(Figure dataset records)

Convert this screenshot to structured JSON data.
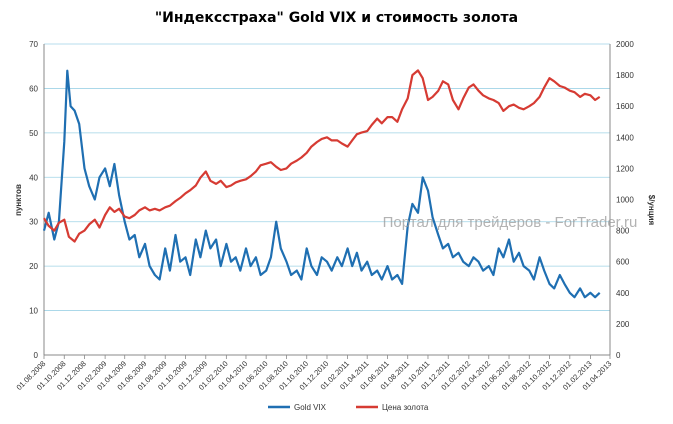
{
  "chart_data": {
    "type": "line",
    "title": "\"Индексстраха\" Gold VIX и стоимость золота",
    "ylabel_left": "пунктов",
    "ylabel_right": "$/унция",
    "ylim_left": [
      0,
      70
    ],
    "ylim_right": [
      0,
      2000
    ],
    "yticks_left": [
      "0",
      "10",
      "20",
      "30",
      "40",
      "50",
      "60",
      "70"
    ],
    "yticks_right": [
      "0",
      "200",
      "400",
      "600",
      "800",
      "1000",
      "1200",
      "1400",
      "1600",
      "1800",
      "2000"
    ],
    "grid": true,
    "legend_position": "bottom",
    "watermark": "Портал для трейдеров - ForTrader.ru",
    "x_categories": [
      "01.08.2008",
      "01.10.2008",
      "01.12.2008",
      "01.02.2009",
      "01.04.2009",
      "01.06.2009",
      "01.08.2009",
      "01.10.2009",
      "01.12.2009",
      "01.02.2010",
      "01.04.2010",
      "01.06.2010",
      "01.08.2010",
      "01.10.2010",
      "01.12.2010",
      "01.02.2011",
      "01.04.2011",
      "01.06.2011",
      "01.08.2011",
      "01.10.2011",
      "01.12.2011",
      "01.02.2012",
      "01.04.2012",
      "01.06.2012",
      "01.08.2012",
      "01.10.2012",
      "01.12.2012",
      "01.02.2013",
      "01.04.2013"
    ],
    "series": [
      {
        "name": "Gold VIX",
        "axis": "left",
        "color": "#1f6fb2",
        "x": [
          "01.08.2008",
          "15.08.2008",
          "01.09.2008",
          "15.09.2008",
          "01.10.2008",
          "10.10.2008",
          "20.10.2008",
          "01.11.2008",
          "15.11.2008",
          "01.12.2008",
          "15.12.2008",
          "01.01.2009",
          "15.01.2009",
          "01.02.2009",
          "15.02.2009",
          "01.03.2009",
          "15.03.2009",
          "01.04.2009",
          "15.04.2009",
          "01.05.2009",
          "15.05.2009",
          "01.06.2009",
          "15.06.2009",
          "01.07.2009",
          "15.07.2009",
          "01.08.2009",
          "15.08.2009",
          "01.09.2009",
          "15.09.2009",
          "01.10.2009",
          "15.10.2009",
          "01.11.2009",
          "15.11.2009",
          "01.12.2009",
          "15.12.2009",
          "01.01.2010",
          "15.01.2010",
          "01.02.2010",
          "15.02.2010",
          "01.03.2010",
          "15.03.2010",
          "01.04.2010",
          "15.04.2010",
          "01.05.2010",
          "15.05.2010",
          "01.06.2010",
          "15.06.2010",
          "01.07.2010",
          "15.07.2010",
          "01.08.2010",
          "15.08.2010",
          "01.09.2010",
          "15.09.2010",
          "01.10.2010",
          "15.10.2010",
          "01.11.2010",
          "15.11.2010",
          "01.12.2010",
          "15.12.2010",
          "01.01.2011",
          "15.01.2011",
          "01.02.2011",
          "15.02.2011",
          "01.03.2011",
          "15.03.2011",
          "01.04.2011",
          "15.04.2011",
          "01.05.2011",
          "15.05.2011",
          "01.06.2011",
          "15.06.2011",
          "01.07.2011",
          "15.07.2011",
          "01.08.2011",
          "15.08.2011",
          "01.09.2011",
          "15.09.2011",
          "01.10.2011",
          "15.10.2011",
          "01.11.2011",
          "15.11.2011",
          "01.12.2011",
          "15.12.2011",
          "01.01.2012",
          "15.01.2012",
          "01.02.2012",
          "15.02.2012",
          "01.03.2012",
          "15.03.2012",
          "01.04.2012",
          "15.04.2012",
          "01.05.2012",
          "15.05.2012",
          "01.06.2012",
          "15.06.2012",
          "01.07.2012",
          "15.07.2012",
          "01.08.2012",
          "15.08.2012",
          "01.09.2012",
          "15.09.2012",
          "01.10.2012",
          "15.10.2012",
          "01.11.2012",
          "15.11.2012",
          "01.12.2012",
          "15.12.2012",
          "01.01.2013",
          "15.01.2013",
          "01.02.2013",
          "15.02.2013",
          "01.03.2013"
        ],
        "values": [
          28,
          32,
          26,
          30,
          48,
          64,
          56,
          55,
          52,
          42,
          38,
          35,
          40,
          42,
          38,
          43,
          36,
          30,
          26,
          27,
          22,
          25,
          20,
          18,
          17,
          24,
          19,
          27,
          21,
          22,
          18,
          26,
          22,
          28,
          24,
          26,
          20,
          25,
          21,
          22,
          19,
          24,
          20,
          22,
          18,
          19,
          22,
          30,
          24,
          21,
          18,
          19,
          17,
          24,
          20,
          18,
          22,
          21,
          19,
          22,
          20,
          24,
          20,
          23,
          19,
          21,
          18,
          19,
          17,
          20,
          17,
          18,
          16,
          29,
          34,
          32,
          40,
          37,
          31,
          27,
          24,
          25,
          22,
          23,
          21,
          20,
          22,
          21,
          19,
          20,
          18,
          24,
          22,
          26,
          21,
          23,
          20,
          19,
          17,
          22,
          19,
          16,
          15,
          18,
          16,
          14,
          13,
          15,
          13,
          14,
          13,
          14
        ]
      },
      {
        "name": "Цена золота",
        "axis": "right",
        "color": "#d63b33",
        "x": [
          "01.08.2008",
          "15.08.2008",
          "01.09.2008",
          "15.09.2008",
          "01.10.2008",
          "15.10.2008",
          "01.11.2008",
          "15.11.2008",
          "01.12.2008",
          "15.12.2008",
          "01.01.2009",
          "15.01.2009",
          "01.02.2009",
          "15.02.2009",
          "01.03.2009",
          "15.03.2009",
          "01.04.2009",
          "15.04.2009",
          "01.05.2009",
          "15.05.2009",
          "01.06.2009",
          "15.06.2009",
          "01.07.2009",
          "15.07.2009",
          "01.08.2009",
          "15.08.2009",
          "01.09.2009",
          "15.09.2009",
          "01.10.2009",
          "15.10.2009",
          "01.11.2009",
          "15.11.2009",
          "01.12.2009",
          "15.12.2009",
          "01.01.2010",
          "15.01.2010",
          "01.02.2010",
          "15.02.2010",
          "01.03.2010",
          "15.03.2010",
          "01.04.2010",
          "15.04.2010",
          "01.05.2010",
          "15.05.2010",
          "01.06.2010",
          "15.06.2010",
          "01.07.2010",
          "15.07.2010",
          "01.08.2010",
          "15.08.2010",
          "01.09.2010",
          "15.09.2010",
          "01.10.2010",
          "15.10.2010",
          "01.11.2010",
          "15.11.2010",
          "01.12.2010",
          "15.12.2010",
          "01.01.2011",
          "15.01.2011",
          "01.02.2011",
          "15.02.2011",
          "01.03.2011",
          "15.03.2011",
          "01.04.2011",
          "15.04.2011",
          "01.05.2011",
          "15.05.2011",
          "01.06.2011",
          "15.06.2011",
          "01.07.2011",
          "15.07.2011",
          "01.08.2011",
          "15.08.2011",
          "01.09.2011",
          "15.09.2011",
          "01.10.2011",
          "15.10.2011",
          "01.11.2011",
          "15.11.2011",
          "01.12.2011",
          "15.12.2011",
          "01.01.2012",
          "15.01.2012",
          "01.02.2012",
          "15.02.2012",
          "01.03.2012",
          "15.03.2012",
          "01.04.2012",
          "15.04.2012",
          "01.05.2012",
          "15.05.2012",
          "01.06.2012",
          "15.06.2012",
          "01.07.2012",
          "15.07.2012",
          "01.08.2012",
          "15.08.2012",
          "01.09.2012",
          "15.09.2012",
          "01.10.2012",
          "15.10.2012",
          "01.11.2012",
          "15.11.2012",
          "01.12.2012",
          "15.12.2012",
          "01.01.2013",
          "15.01.2013",
          "01.02.2013",
          "15.02.2013",
          "01.03.2013"
        ],
        "values": [
          880,
          830,
          800,
          850,
          870,
          760,
          730,
          780,
          800,
          840,
          870,
          820,
          900,
          950,
          920,
          940,
          890,
          880,
          900,
          930,
          950,
          930,
          940,
          930,
          950,
          960,
          990,
          1010,
          1040,
          1060,
          1090,
          1140,
          1180,
          1120,
          1100,
          1120,
          1080,
          1090,
          1110,
          1120,
          1130,
          1150,
          1180,
          1220,
          1230,
          1240,
          1210,
          1190,
          1200,
          1230,
          1250,
          1270,
          1300,
          1340,
          1370,
          1390,
          1400,
          1380,
          1380,
          1360,
          1340,
          1380,
          1420,
          1430,
          1440,
          1480,
          1520,
          1490,
          1530,
          1530,
          1500,
          1580,
          1650,
          1800,
          1830,
          1780,
          1640,
          1660,
          1700,
          1760,
          1740,
          1640,
          1580,
          1650,
          1720,
          1740,
          1700,
          1670,
          1650,
          1640,
          1620,
          1570,
          1600,
          1610,
          1590,
          1580,
          1600,
          1620,
          1660,
          1720,
          1780,
          1760,
          1730,
          1720,
          1700,
          1690,
          1660,
          1680,
          1670,
          1640,
          1660
        ]
      }
    ]
  }
}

__TASK PROMPT__.
Extract all lines from the material above that include the word "Gold".

__OUTPUT OF THE TASK__.
    "title": "\"Индексстраха\" Gold VIX и стоимость золота",
        "name": "Gold VIX",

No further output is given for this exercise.